▶ [Your instructions]: Return the passage of the Kiger anniversary article between "Plews Shadley Racher" and "the Kigers. Id.", inclusive, copied word for word.

▶ [Supplied passage]:
Celebrating 30 Years of Kiger’s Impact on Environmental Insurance Coverage
Thirty years ago, on March 27, 1996, the Indiana Supreme Court published the landmark decision American States Ins. Co. v. Kiger, which shaped Indiana insurance coverage law. 662 N.E.2d 945 (Ind. 1996). The court held that both forms of the pollution exclusion—the original “sudden and accidental” version and the more recent “absolute form” were as ambiguous. This meant that insurance companies were liable for cleanup costs unless the insurers explicitly identified the pollutant at issue. This decision revolutionized pollution cleanup operations throughout Indiana and ensured that policyholders were entitled to the coverage they purchased from their insurers for expensive cleanup operations.
Plews Shadley Racher & Braun’s George Plews, Peter Racher, and Jeff Claflin represented the policyholder, Kiger, in the case. In 1990, the City of Danville found petroleum in portions of the City’s sanitary sewer and determined that the source was a leak in an underground storage tank at the Kiger’s gas station. Id. at 946. Between 1991 and 1992, the Indiana Department of Environmental Management (“IDEM”) spent over $400,000 cleaning up the contamination to the gasoline and subsequently sought reimbursement costs from the Kigers. Id.

▶ [Provided material]:
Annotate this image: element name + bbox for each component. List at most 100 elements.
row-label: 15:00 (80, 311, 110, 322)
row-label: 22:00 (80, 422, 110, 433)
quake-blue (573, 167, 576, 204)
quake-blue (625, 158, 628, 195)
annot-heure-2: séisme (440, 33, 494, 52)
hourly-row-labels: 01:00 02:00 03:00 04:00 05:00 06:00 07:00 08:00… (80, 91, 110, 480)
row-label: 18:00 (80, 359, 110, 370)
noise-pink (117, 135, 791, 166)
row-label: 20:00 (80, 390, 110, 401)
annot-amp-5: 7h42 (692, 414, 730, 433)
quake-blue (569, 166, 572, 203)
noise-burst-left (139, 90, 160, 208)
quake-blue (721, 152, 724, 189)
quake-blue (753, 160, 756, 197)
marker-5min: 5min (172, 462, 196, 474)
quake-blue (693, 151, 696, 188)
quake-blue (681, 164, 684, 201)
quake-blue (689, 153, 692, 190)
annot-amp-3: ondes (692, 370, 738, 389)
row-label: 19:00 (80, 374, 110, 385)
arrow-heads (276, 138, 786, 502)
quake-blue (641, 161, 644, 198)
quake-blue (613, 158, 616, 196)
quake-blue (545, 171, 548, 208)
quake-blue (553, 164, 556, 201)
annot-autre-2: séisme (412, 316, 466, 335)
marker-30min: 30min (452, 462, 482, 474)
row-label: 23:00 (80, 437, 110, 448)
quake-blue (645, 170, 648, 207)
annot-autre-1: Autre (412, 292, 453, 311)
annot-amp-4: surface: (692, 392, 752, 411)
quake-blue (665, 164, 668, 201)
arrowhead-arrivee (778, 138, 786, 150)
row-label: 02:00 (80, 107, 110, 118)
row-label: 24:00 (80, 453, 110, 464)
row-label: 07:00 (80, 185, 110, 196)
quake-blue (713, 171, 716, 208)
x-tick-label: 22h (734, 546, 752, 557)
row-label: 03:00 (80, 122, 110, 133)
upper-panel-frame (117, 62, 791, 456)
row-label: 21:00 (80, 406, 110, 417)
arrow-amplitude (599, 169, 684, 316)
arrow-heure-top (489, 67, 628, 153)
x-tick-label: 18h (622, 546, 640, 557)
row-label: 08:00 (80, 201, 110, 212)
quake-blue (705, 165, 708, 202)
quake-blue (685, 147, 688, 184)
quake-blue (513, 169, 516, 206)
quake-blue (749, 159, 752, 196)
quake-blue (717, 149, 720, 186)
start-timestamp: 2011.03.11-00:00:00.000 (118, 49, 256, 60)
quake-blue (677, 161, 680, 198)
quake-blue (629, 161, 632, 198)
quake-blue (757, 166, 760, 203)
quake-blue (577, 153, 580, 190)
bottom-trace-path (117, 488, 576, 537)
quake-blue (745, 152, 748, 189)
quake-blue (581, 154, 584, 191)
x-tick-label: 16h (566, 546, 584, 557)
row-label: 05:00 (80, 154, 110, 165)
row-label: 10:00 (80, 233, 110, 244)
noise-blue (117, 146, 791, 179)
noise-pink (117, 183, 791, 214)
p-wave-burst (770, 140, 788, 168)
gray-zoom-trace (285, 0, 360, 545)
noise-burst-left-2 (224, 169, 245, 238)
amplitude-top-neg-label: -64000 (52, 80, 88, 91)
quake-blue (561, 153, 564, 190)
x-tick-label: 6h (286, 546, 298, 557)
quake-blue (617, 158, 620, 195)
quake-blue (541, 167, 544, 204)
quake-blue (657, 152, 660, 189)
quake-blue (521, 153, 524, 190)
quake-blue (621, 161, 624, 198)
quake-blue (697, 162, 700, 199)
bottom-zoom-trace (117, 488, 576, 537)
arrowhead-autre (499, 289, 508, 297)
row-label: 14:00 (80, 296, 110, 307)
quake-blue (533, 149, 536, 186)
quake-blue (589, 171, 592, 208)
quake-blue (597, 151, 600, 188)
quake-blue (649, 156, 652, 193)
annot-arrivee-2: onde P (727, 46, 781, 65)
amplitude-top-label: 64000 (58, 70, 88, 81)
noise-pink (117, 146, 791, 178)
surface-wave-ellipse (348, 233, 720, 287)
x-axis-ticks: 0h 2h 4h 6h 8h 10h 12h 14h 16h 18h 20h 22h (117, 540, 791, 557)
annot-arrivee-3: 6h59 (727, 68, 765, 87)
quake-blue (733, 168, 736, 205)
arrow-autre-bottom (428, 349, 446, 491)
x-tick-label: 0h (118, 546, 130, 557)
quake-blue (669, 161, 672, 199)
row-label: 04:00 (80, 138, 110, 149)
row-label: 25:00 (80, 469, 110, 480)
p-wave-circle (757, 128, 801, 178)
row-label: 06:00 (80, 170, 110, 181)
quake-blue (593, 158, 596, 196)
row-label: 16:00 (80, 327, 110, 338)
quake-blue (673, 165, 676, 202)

▶ [Written reply]:
Plews Shadley Racher & Braun’s George Plews, Peter Racher, and Jeff Claflin represented the policyholder, Kiger, in the case. In 1990, the City of Danville found petroleum in portions of the City’s sanitary sewer and determined that the source was a leak in an underground storage tank at the Kiger’s gas station. Id. at 946. Between 1991 and 1992, the Indiana Department of Environmental Management (“IDEM”) spent over $400,000 cleaning up the contamination to the gasoline and subsequently sought reimbursement costs from the Kigers. Id.